> [What you should do] Using the entries that follow, state how many lines contain the word "this". The response is that number and nothing more.
Start Material to process
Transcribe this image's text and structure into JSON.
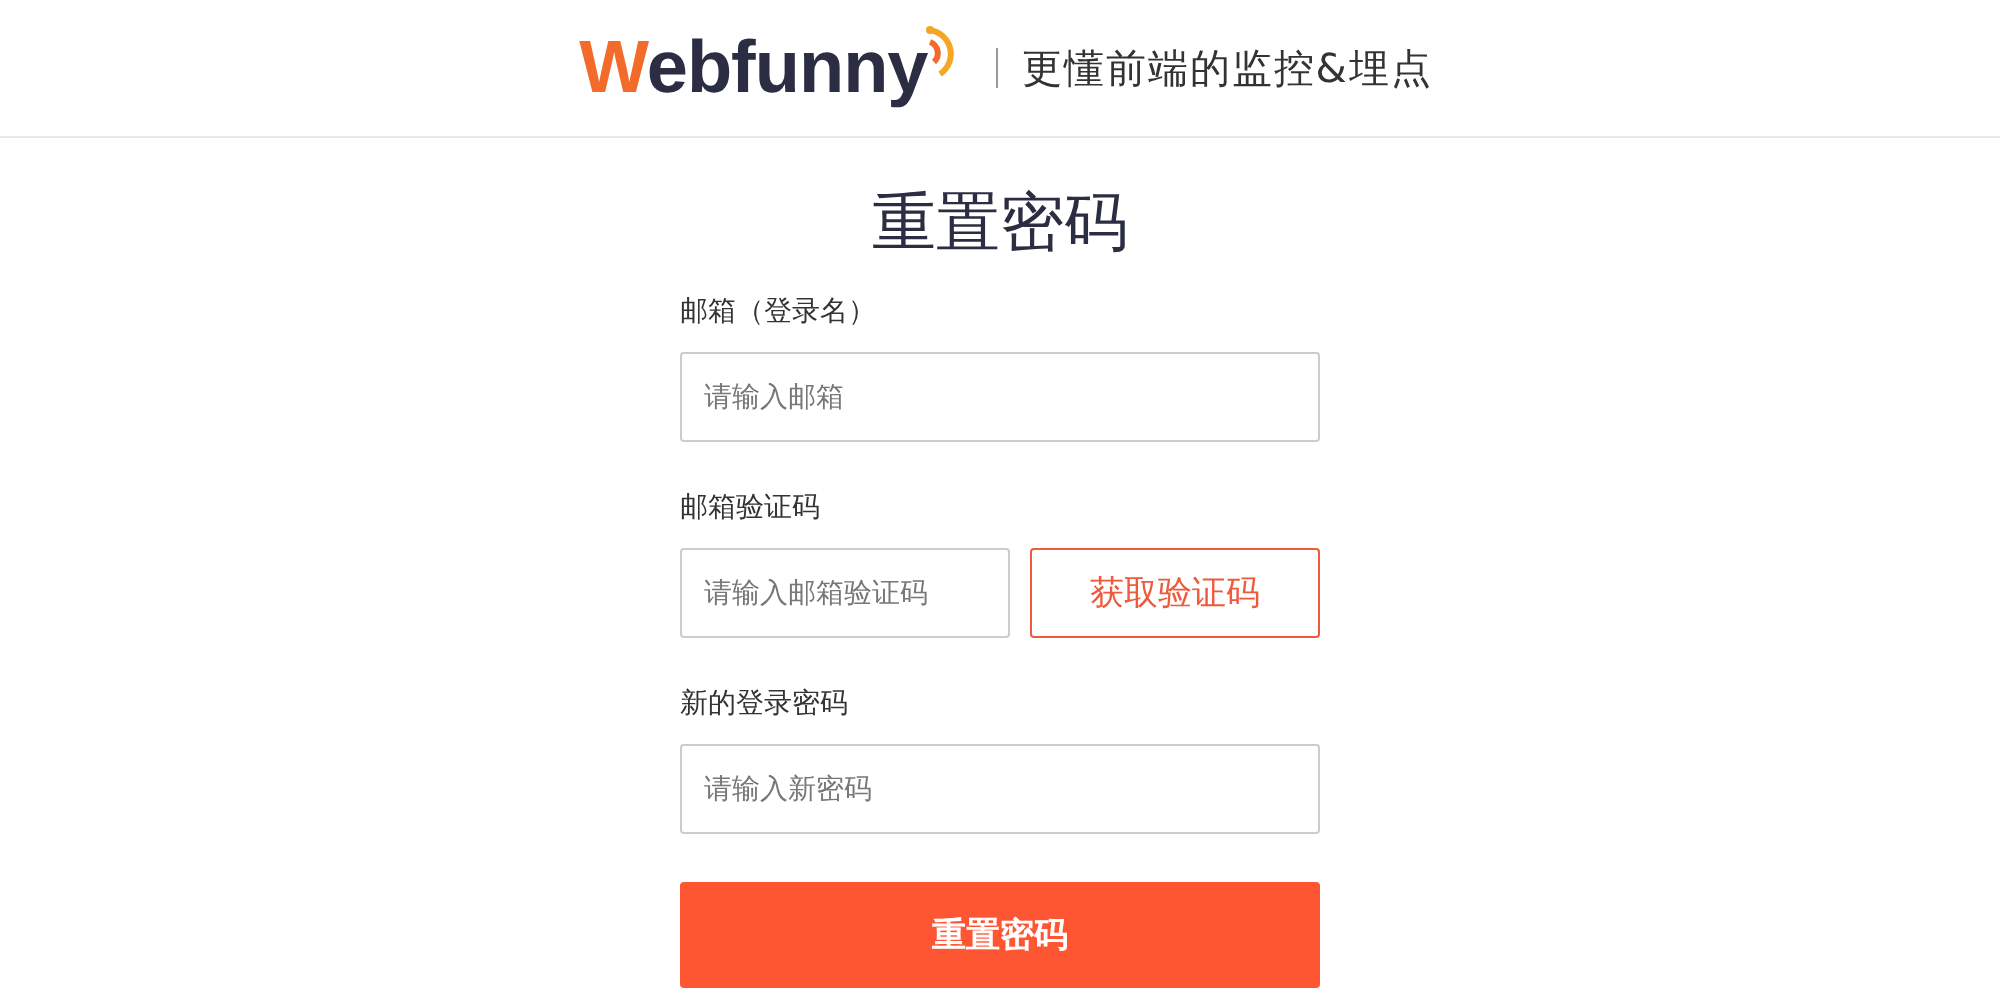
{
  "header": {
    "logo": "Webfunny",
    "slogan": "更懂前端的监控&埋点"
  },
  "title": "重置密码",
  "fields": [
    {
      "label": "邮箱（登录名）",
      "placeholder": "请输入邮箱",
      "kind": "input"
    },
    {
      "label": "邮箱验证码",
      "placeholder": "请输入邮箱验证码",
      "kind": "code",
      "button": "获取验证码"
    },
    {
      "label": "新的登录密码",
      "placeholder": "请输入新密码",
      "kind": "input"
    }
  ],
  "submit": "重置密码"
}
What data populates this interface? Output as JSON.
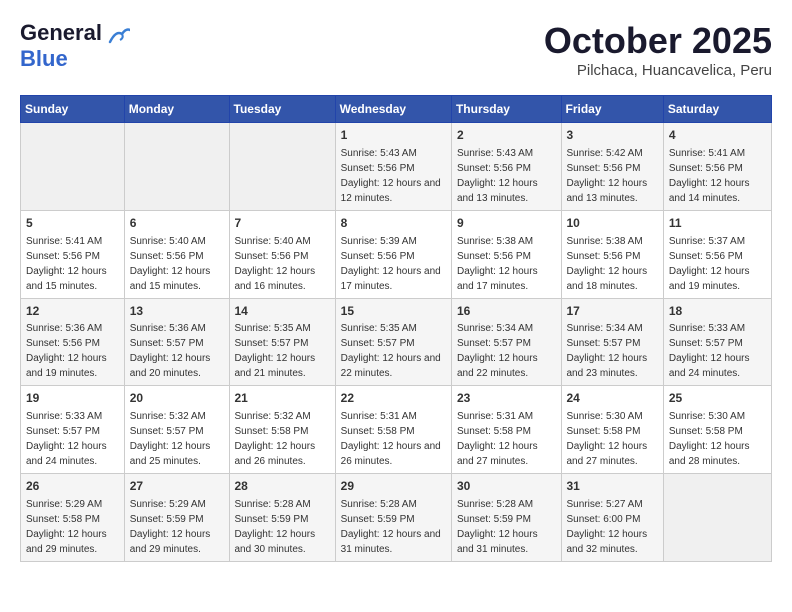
{
  "header": {
    "logo_general": "General",
    "logo_blue": "Blue",
    "month_year": "October 2025",
    "location": "Pilchaca, Huancavelica, Peru"
  },
  "weekdays": [
    "Sunday",
    "Monday",
    "Tuesday",
    "Wednesday",
    "Thursday",
    "Friday",
    "Saturday"
  ],
  "weeks": [
    [
      {
        "day": "",
        "sunrise": "",
        "sunset": "",
        "daylight": ""
      },
      {
        "day": "",
        "sunrise": "",
        "sunset": "",
        "daylight": ""
      },
      {
        "day": "",
        "sunrise": "",
        "sunset": "",
        "daylight": ""
      },
      {
        "day": "1",
        "sunrise": "Sunrise: 5:43 AM",
        "sunset": "Sunset: 5:56 PM",
        "daylight": "Daylight: 12 hours and 12 minutes."
      },
      {
        "day": "2",
        "sunrise": "Sunrise: 5:43 AM",
        "sunset": "Sunset: 5:56 PM",
        "daylight": "Daylight: 12 hours and 13 minutes."
      },
      {
        "day": "3",
        "sunrise": "Sunrise: 5:42 AM",
        "sunset": "Sunset: 5:56 PM",
        "daylight": "Daylight: 12 hours and 13 minutes."
      },
      {
        "day": "4",
        "sunrise": "Sunrise: 5:41 AM",
        "sunset": "Sunset: 5:56 PM",
        "daylight": "Daylight: 12 hours and 14 minutes."
      }
    ],
    [
      {
        "day": "5",
        "sunrise": "Sunrise: 5:41 AM",
        "sunset": "Sunset: 5:56 PM",
        "daylight": "Daylight: 12 hours and 15 minutes."
      },
      {
        "day": "6",
        "sunrise": "Sunrise: 5:40 AM",
        "sunset": "Sunset: 5:56 PM",
        "daylight": "Daylight: 12 hours and 15 minutes."
      },
      {
        "day": "7",
        "sunrise": "Sunrise: 5:40 AM",
        "sunset": "Sunset: 5:56 PM",
        "daylight": "Daylight: 12 hours and 16 minutes."
      },
      {
        "day": "8",
        "sunrise": "Sunrise: 5:39 AM",
        "sunset": "Sunset: 5:56 PM",
        "daylight": "Daylight: 12 hours and 17 minutes."
      },
      {
        "day": "9",
        "sunrise": "Sunrise: 5:38 AM",
        "sunset": "Sunset: 5:56 PM",
        "daylight": "Daylight: 12 hours and 17 minutes."
      },
      {
        "day": "10",
        "sunrise": "Sunrise: 5:38 AM",
        "sunset": "Sunset: 5:56 PM",
        "daylight": "Daylight: 12 hours and 18 minutes."
      },
      {
        "day": "11",
        "sunrise": "Sunrise: 5:37 AM",
        "sunset": "Sunset: 5:56 PM",
        "daylight": "Daylight: 12 hours and 19 minutes."
      }
    ],
    [
      {
        "day": "12",
        "sunrise": "Sunrise: 5:36 AM",
        "sunset": "Sunset: 5:56 PM",
        "daylight": "Daylight: 12 hours and 19 minutes."
      },
      {
        "day": "13",
        "sunrise": "Sunrise: 5:36 AM",
        "sunset": "Sunset: 5:57 PM",
        "daylight": "Daylight: 12 hours and 20 minutes."
      },
      {
        "day": "14",
        "sunrise": "Sunrise: 5:35 AM",
        "sunset": "Sunset: 5:57 PM",
        "daylight": "Daylight: 12 hours and 21 minutes."
      },
      {
        "day": "15",
        "sunrise": "Sunrise: 5:35 AM",
        "sunset": "Sunset: 5:57 PM",
        "daylight": "Daylight: 12 hours and 22 minutes."
      },
      {
        "day": "16",
        "sunrise": "Sunrise: 5:34 AM",
        "sunset": "Sunset: 5:57 PM",
        "daylight": "Daylight: 12 hours and 22 minutes."
      },
      {
        "day": "17",
        "sunrise": "Sunrise: 5:34 AM",
        "sunset": "Sunset: 5:57 PM",
        "daylight": "Daylight: 12 hours and 23 minutes."
      },
      {
        "day": "18",
        "sunrise": "Sunrise: 5:33 AM",
        "sunset": "Sunset: 5:57 PM",
        "daylight": "Daylight: 12 hours and 24 minutes."
      }
    ],
    [
      {
        "day": "19",
        "sunrise": "Sunrise: 5:33 AM",
        "sunset": "Sunset: 5:57 PM",
        "daylight": "Daylight: 12 hours and 24 minutes."
      },
      {
        "day": "20",
        "sunrise": "Sunrise: 5:32 AM",
        "sunset": "Sunset: 5:57 PM",
        "daylight": "Daylight: 12 hours and 25 minutes."
      },
      {
        "day": "21",
        "sunrise": "Sunrise: 5:32 AM",
        "sunset": "Sunset: 5:58 PM",
        "daylight": "Daylight: 12 hours and 26 minutes."
      },
      {
        "day": "22",
        "sunrise": "Sunrise: 5:31 AM",
        "sunset": "Sunset: 5:58 PM",
        "daylight": "Daylight: 12 hours and 26 minutes."
      },
      {
        "day": "23",
        "sunrise": "Sunrise: 5:31 AM",
        "sunset": "Sunset: 5:58 PM",
        "daylight": "Daylight: 12 hours and 27 minutes."
      },
      {
        "day": "24",
        "sunrise": "Sunrise: 5:30 AM",
        "sunset": "Sunset: 5:58 PM",
        "daylight": "Daylight: 12 hours and 27 minutes."
      },
      {
        "day": "25",
        "sunrise": "Sunrise: 5:30 AM",
        "sunset": "Sunset: 5:58 PM",
        "daylight": "Daylight: 12 hours and 28 minutes."
      }
    ],
    [
      {
        "day": "26",
        "sunrise": "Sunrise: 5:29 AM",
        "sunset": "Sunset: 5:58 PM",
        "daylight": "Daylight: 12 hours and 29 minutes."
      },
      {
        "day": "27",
        "sunrise": "Sunrise: 5:29 AM",
        "sunset": "Sunset: 5:59 PM",
        "daylight": "Daylight: 12 hours and 29 minutes."
      },
      {
        "day": "28",
        "sunrise": "Sunrise: 5:28 AM",
        "sunset": "Sunset: 5:59 PM",
        "daylight": "Daylight: 12 hours and 30 minutes."
      },
      {
        "day": "29",
        "sunrise": "Sunrise: 5:28 AM",
        "sunset": "Sunset: 5:59 PM",
        "daylight": "Daylight: 12 hours and 31 minutes."
      },
      {
        "day": "30",
        "sunrise": "Sunrise: 5:28 AM",
        "sunset": "Sunset: 5:59 PM",
        "daylight": "Daylight: 12 hours and 31 minutes."
      },
      {
        "day": "31",
        "sunrise": "Sunrise: 5:27 AM",
        "sunset": "Sunset: 6:00 PM",
        "daylight": "Daylight: 12 hours and 32 minutes."
      },
      {
        "day": "",
        "sunrise": "",
        "sunset": "",
        "daylight": ""
      }
    ]
  ]
}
End Material to process
> [Written answer] 2